### Tasks for this exercise:
A – Retype the part of the mitral valve discussion transcript that opens with the words containing "I think we also" and closes with "really a success.", without changing anything.
B – According to the mitral valve discussion transcript, why could a patient a surgeon would not expect to repair still be a reasonable candidate for an attempted percutaneous repair? Answer in one to three sentences.
C – Carry on the mitral valve discussion transcript from where it stops.

### Text provided:
+ + + +

DR SAQIB MASROOR (Hackensack, NJ): The 7 patients who were preoperatively determined to have a replacement—I don't understand, how did they end up getting a clip repair if they needed a replacement?
DR ARGENZIANO: Just to clarify that, there are several reasons why a surgeon might lean toward a replacement in a patient. One of them might be age, one of them might be comorbidity, et cetera. But frankly, there were several patients in this trial—for instance, an 80-year-old patient with severe myxomatous disease, bileaflet pathology, a torn P2 and a stretched-out A2—that you might say, "I don't think I am going to repair that valve." But for the E-valve procedure, there is really no option; you can't replace the valve. So those patients might be perfectly reasonable candidates for an attempted percutaneous repair. But once you have gotten to the point of opening their heart and cross-clamping, et cetera, you make a decision as to what is best for the specific patient.
DR FRIEDRICH W. MOHR (Leipzig, Germany): Although I will talk about this subject later on, I just need to get up to comment on these results. I think we are in a very dangerous situation here, if we as surgeons accept the definition of success given by cardiologists like you did on your slides; if you are going to call 2+ MR as a surgeon a success, I think might be there is something wrong. If you perform mitral repair like that in open surgery, you will get a call from your cardiologist the very next day?
If you look at good surgical data, a success rate means that 80% to 90% of all the repairs have no regurgitation at all and maybe 10% have 1+ regurgitation and this is it. Looking at all the patients I have seen from Ted Feldman, I think we as surgeons have to state that all these patients would have a surgical 100% repair, in good hands, no valve replacement.
I think we also say that the Alfieri procedure by itself is not the most successful repair technique in most of the valves. As such, we adapt a questionable surgical technique for such cases for the interest of a catheter-based intervention. So how can you expect perfect results? Since we know the good long-term results results of surgical repair and failure rate is only 1% to 1.5% per year, we should not just now allow talk about success rates, which is not really a success.

+ + + +

Source records:
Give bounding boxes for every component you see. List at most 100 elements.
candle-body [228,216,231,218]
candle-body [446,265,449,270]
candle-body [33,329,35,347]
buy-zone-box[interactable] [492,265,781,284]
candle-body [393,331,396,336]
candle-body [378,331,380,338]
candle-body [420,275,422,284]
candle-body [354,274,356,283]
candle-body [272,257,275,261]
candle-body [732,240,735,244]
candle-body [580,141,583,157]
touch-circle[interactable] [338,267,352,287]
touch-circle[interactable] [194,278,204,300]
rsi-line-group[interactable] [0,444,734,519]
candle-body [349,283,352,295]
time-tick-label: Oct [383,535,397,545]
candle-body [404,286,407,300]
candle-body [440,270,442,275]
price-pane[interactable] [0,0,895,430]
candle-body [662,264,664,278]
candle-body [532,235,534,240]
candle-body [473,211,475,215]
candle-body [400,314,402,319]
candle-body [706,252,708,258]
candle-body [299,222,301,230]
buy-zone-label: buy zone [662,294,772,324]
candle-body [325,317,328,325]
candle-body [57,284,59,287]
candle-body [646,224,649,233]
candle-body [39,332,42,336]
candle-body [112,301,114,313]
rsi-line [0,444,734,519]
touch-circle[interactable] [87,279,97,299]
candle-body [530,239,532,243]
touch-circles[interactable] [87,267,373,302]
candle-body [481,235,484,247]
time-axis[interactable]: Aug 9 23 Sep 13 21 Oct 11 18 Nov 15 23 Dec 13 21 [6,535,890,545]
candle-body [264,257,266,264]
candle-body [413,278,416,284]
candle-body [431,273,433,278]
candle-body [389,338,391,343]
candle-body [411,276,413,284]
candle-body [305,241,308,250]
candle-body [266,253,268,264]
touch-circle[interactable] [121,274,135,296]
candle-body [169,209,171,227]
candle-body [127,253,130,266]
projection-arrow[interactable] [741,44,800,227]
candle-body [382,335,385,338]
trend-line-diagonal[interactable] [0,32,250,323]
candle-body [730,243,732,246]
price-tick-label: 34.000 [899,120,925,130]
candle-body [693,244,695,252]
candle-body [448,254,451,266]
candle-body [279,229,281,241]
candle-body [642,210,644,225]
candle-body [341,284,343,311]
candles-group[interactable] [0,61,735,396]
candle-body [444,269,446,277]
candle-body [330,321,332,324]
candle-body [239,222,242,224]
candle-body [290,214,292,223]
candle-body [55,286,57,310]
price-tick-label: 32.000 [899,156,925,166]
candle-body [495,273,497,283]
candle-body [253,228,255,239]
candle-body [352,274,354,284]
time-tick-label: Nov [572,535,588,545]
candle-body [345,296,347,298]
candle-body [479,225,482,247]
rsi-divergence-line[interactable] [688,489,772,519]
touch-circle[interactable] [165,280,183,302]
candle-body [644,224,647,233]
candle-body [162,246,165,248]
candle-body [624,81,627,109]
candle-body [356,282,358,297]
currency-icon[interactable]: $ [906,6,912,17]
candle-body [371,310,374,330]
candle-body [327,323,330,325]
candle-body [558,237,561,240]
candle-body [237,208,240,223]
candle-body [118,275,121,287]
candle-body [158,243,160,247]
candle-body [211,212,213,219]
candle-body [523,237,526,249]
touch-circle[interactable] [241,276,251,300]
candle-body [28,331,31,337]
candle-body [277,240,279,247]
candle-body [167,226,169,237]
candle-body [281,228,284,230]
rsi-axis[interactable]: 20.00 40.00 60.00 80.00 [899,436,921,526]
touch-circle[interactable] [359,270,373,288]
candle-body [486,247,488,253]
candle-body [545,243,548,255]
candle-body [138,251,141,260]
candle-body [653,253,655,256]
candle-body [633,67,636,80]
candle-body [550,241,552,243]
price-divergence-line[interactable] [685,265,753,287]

+ + + +

### Answers below:
A –
I think we also say that the Alfieri procedure by itself is not the most successful repair technique in most of the valves. As such, we adapt a questionable surgical technique for such cases for the interest of a catheter-based intervention. So how can you expect perfect results? Since we know the good long-term results results of surgical repair and failure rate is only 1% to 1.5% per year, we should not just now allow talk about success rates, which is not really a success.

B – The E-valve procedure offers no option to replace the valve, so such patients could still reasonably undergo an attempted percutaneous repair. Once the heart has been opened and cross-clamped, the surgeon decides what is best for that specific patient.

C –
DR ARGENZIANO: Yes, Fred, I agree with you 100%. Believe it or not, at the investigator meeting, I said all the same things, and I have always said those things. Let's be clear on the purpose of this presentation. The question here is, these percutaneous procedures are being done, and the question from a surgical perspective that we were trying to ask is, what happens to the patients that we wind up operating on? In other words, is the premise correct that these patients' eventual outcomes are not adversely impacted by a percutaneous repair attempt? Given that percutaneous technology is being developed and the procedures are being done, the question is, what do we as surgeons do about it and how do we adapt?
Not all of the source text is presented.